▶ [RAW DATA]:
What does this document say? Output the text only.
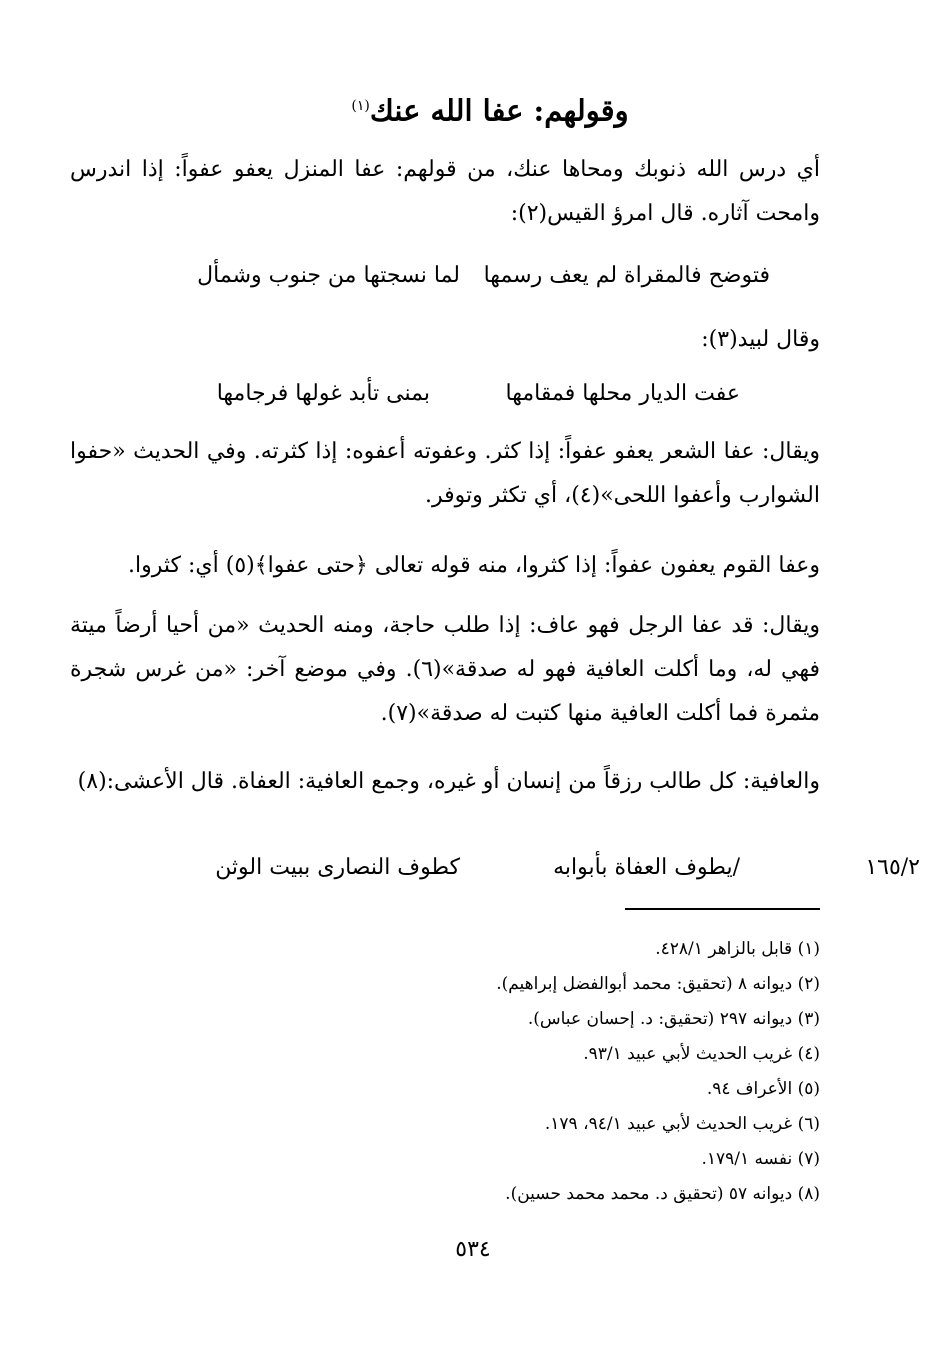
وقولهم: عفا الله عنك$^{(١)}$
أي درس الله ذنوبك ومحاها عنك، من قولهم: عفا المنزل يعفو عفواً: إذا اندرس وامحت آثاره. قال امرؤ القيس(٢):
فتوضح فالمقراة لم يعف رسمها
لما نسجتها من جنوب وشمأل
وقال لبيد(٣):
عفت الديار محلها فمقامها
بمنى تأبد غولها فرجامها
ويقال: عفا الشعر يعفو عفواً: إذا كثر. وعفوته أعفوه: إذا كثرته. وفي الحديث «حفوا الشوارب وأعفوا اللحى»(٤)، أي تكثر وتوفر.
وعفا القوم يعفون عفواً: إذا كثروا، منه قوله تعالى ﴿حتى عفوا﴾(٥) أي: كثروا.
ويقال: قد عفا الرجل فهو عاف: إذا طلب حاجة، ومنه الحديث «من أحيا أرضاً ميتة فهي له، وما أكلت العافية فهو له صدقة»(٦). وفي موضع آخر: «من غرس شجرة مثمرة فما أكلت العافية منها كتبت له صدقة»(٧).
والعافية: كل طالب رزقاً من إنسان أو غيره، وجمع العافية: العفاة. قال الأعشى:(٨)
١٦٥/٢
/يطوف العفاة بأبوابه
كطوف النصارى ببيت الوثن
(١) قابل بالزاهر ٤٢٨/١.
(٢) ديوانه ٨ (تحقيق: محمد أبوالفضل إبراهيم).
(٣) ديوانه ٢٩٧ (تحقيق: د. إحسان عباس).
(٤) غريب الحديث لأبي عبيد ٩٣/١.
(٥) الأعراف ٩٤.
(٦) غريب الحديث لأبي عبيد ٩٤/١، ١٧٩.
(٧) نفسه ١٧٩/١.
(٨) ديوانه ٥٧ (تحقيق د. محمد محمد حسين).
٥٣٤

▶ [TASK TO COMPLETE]: Going through the records above, state how many lines carry "عفوا", with no other text.

▶ [SOLUTION TO THIS TASK]: 3